WHAT YOU HAVE TO DO: Using the data below, repeat all of it precisely.

[Stored items from a collection]
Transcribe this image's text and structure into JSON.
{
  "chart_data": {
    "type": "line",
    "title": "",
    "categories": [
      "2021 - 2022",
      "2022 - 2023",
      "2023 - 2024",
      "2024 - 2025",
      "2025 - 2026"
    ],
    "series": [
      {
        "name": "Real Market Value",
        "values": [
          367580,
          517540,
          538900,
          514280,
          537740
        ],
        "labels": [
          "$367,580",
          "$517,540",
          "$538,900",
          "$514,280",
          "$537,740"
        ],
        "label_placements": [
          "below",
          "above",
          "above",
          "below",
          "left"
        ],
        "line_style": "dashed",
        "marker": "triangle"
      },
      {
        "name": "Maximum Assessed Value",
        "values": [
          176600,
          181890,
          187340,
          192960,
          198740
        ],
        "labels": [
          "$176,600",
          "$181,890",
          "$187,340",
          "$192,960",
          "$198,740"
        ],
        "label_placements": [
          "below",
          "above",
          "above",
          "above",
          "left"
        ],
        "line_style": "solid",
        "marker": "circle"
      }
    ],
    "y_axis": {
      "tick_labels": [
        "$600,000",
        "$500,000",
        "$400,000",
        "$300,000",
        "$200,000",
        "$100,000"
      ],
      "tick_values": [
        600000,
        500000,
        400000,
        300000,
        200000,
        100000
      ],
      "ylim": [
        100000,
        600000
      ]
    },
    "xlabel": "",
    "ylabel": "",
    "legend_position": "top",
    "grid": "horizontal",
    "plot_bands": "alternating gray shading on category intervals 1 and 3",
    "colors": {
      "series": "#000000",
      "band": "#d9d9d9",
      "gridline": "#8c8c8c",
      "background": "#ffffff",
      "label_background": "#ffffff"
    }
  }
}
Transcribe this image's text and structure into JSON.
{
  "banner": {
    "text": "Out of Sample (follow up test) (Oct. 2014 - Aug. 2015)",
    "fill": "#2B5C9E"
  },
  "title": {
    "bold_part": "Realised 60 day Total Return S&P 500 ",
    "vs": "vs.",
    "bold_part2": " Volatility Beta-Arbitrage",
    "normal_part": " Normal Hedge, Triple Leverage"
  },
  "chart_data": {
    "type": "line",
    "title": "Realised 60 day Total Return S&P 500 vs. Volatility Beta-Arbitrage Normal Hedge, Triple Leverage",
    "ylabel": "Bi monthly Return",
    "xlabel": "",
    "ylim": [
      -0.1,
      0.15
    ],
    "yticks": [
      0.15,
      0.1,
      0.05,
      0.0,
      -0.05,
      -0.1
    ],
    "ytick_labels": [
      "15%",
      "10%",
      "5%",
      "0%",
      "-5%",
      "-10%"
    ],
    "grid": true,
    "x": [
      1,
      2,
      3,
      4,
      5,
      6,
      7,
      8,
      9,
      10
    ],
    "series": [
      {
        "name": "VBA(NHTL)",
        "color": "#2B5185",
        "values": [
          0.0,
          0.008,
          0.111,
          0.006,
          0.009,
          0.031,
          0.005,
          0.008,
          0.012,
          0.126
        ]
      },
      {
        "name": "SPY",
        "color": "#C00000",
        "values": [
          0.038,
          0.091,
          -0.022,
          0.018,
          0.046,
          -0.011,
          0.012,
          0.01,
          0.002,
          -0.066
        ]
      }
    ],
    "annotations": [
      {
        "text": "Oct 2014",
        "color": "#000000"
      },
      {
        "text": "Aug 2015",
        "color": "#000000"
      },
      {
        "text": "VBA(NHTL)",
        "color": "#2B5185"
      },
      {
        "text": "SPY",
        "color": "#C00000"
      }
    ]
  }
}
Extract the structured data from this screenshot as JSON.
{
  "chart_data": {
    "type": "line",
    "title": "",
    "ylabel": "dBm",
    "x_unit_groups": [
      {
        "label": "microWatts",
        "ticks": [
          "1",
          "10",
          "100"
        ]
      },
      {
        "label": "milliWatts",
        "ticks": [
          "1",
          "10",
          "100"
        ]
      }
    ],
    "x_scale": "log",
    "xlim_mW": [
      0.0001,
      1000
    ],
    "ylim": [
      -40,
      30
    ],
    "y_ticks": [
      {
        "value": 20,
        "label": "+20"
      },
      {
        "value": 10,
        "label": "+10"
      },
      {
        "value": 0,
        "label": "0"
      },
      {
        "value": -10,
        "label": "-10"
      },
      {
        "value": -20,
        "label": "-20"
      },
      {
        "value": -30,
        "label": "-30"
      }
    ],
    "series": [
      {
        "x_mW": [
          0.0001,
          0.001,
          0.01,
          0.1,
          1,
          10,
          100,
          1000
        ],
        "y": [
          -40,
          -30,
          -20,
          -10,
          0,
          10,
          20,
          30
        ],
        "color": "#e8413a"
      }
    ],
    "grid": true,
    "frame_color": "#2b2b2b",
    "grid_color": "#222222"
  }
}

SOLUTION TO THE EXERCISE:
Transcribe this image's text and structure into JSON.
{
  "chart_data": {
    "type": "line",
    "title": "",
    "categories": [
      "2021 - 2022",
      "2022 - 2023",
      "2023 - 2024",
      "2024 - 2025",
      "2025 - 2026"
    ],
    "series": [
      {
        "name": "Real Market Value",
        "values": [
          367580,
          517540,
          538900,
          514280,
          537740
        ],
        "labels": [
          "$367,580",
          "$517,540",
          "$538,900",
          "$514,280",
          "$537,740"
        ],
        "label_placements": [
          "below",
          "above",
          "above",
          "below",
          "left"
        ],
        "line_style": "dashed",
        "marker": "triangle"
      },
      {
        "name": "Maximum Assessed Value",
        "values": [
          176600,
          181890,
          187340,
          192960,
          198740
        ],
        "labels": [
          "$176,600",
          "$181,890",
          "$187,340",
          "$192,960",
          "$198,740"
        ],
        "label_placements": [
          "below",
          "above",
          "above",
          "above",
          "left"
        ],
        "line_style": "solid",
        "marker": "circle"
      }
    ],
    "y_axis": {
      "tick_labels": [
        "$600,000",
        "$500,000",
        "$400,000",
        "$300,000",
        "$200,000",
        "$100,000"
      ],
      "tick_values": [
        600000,
        500000,
        400000,
        300000,
        200000,
        100000
      ],
      "ylim": [
        100000,
        600000
      ]
    },
    "xlabel": "",
    "ylabel": "",
    "legend_position": "top",
    "grid": "horizontal",
    "plot_bands": "alternating gray shading on category intervals 1 and 3",
    "colors": {
      "series": "#000000",
      "band": "#d9d9d9",
      "gridline": "#8c8c8c",
      "background": "#ffffff",
      "label_background": "#ffffff"
    }
  }
}
Transcribe this image's text and structure into JSON.
{
  "banner": {
    "text": "Out of Sample (follow up test) (Oct. 2014 - Aug. 2015)",
    "fill": "#2B5C9E"
  },
  "title": {
    "bold_part": "Realised 60 day Total Return S&P 500 ",
    "vs": "vs.",
    "bold_part2": " Volatility Beta-Arbitrage",
    "normal_part": " Normal Hedge, Triple Leverage"
  },
  "chart_data": {
    "type": "line",
    "title": "Realised 60 day Total Return S&P 500 vs. Volatility Beta-Arbitrage Normal Hedge, Triple Leverage",
    "ylabel": "Bi monthly Return",
    "xlabel": "",
    "ylim": [
      -0.1,
      0.15
    ],
    "yticks": [
      0.15,
      0.1,
      0.05,
      0.0,
      -0.05,
      -0.1
    ],
    "ytick_labels": [
      "15%",
      "10%",
      "5%",
      "0%",
      "-5%",
      "-10%"
    ],
    "grid": true,
    "x": [
      1,
      2,
      3,
      4,
      5,
      6,
      7,
      8,
      9,
      10
    ],
    "series": [
      {
        "name": "VBA(NHTL)",
        "color": "#2B5185",
        "values": [
          0.0,
          0.008,
          0.111,
          0.006,
          0.009,
          0.031,
          0.005,
          0.008,
          0.012,
          0.126
        ]
      },
      {
        "name": "SPY",
        "color": "#C00000",
        "values": [
          0.038,
          0.091,
          -0.022,
          0.018,
          0.046,
          -0.011,
          0.012,
          0.01,
          0.002,
          -0.066
        ]
      }
    ],
    "annotations": [
      {
        "text": "Oct 2014",
        "color": "#000000"
      },
      {
        "text": "Aug 2015",
        "color": "#000000"
      },
      {
        "text": "VBA(NHTL)",
        "color": "#2B5185"
      },
      {
        "text": "SPY",
        "color": "#C00000"
      }
    ]
  }
}
Extract the structured data from this screenshot as JSON.
{
  "chart_data": {
    "type": "line",
    "title": "",
    "ylabel": "dBm",
    "x_unit_groups": [
      {
        "label": "microWatts",
        "ticks": [
          "1",
          "10",
          "100"
        ]
      },
      {
        "label": "milliWatts",
        "ticks": [
          "1",
          "10",
          "100"
        ]
      }
    ],
    "x_scale": "log",
    "xlim_mW": [
      0.0001,
      1000
    ],
    "ylim": [
      -40,
      30
    ],
    "y_ticks": [
      {
        "value": 20,
        "label": "+20"
      },
      {
        "value": 10,
        "label": "+10"
      },
      {
        "value": 0,
        "label": "0"
      },
      {
        "value": -10,
        "label": "-10"
      },
      {
        "value": -20,
        "label": "-20"
      },
      {
        "value": -30,
        "label": "-30"
      }
    ],
    "series": [
      {
        "x_mW": [
          0.0001,
          0.001,
          0.01,
          0.1,
          1,
          10,
          100,
          1000
        ],
        "y": [
          -40,
          -30,
          -20,
          -10,
          0,
          10,
          20,
          30
        ],
        "color": "#e8413a"
      }
    ],
    "grid": true,
    "frame_color": "#2b2b2b",
    "grid_color": "#222222"
  }
}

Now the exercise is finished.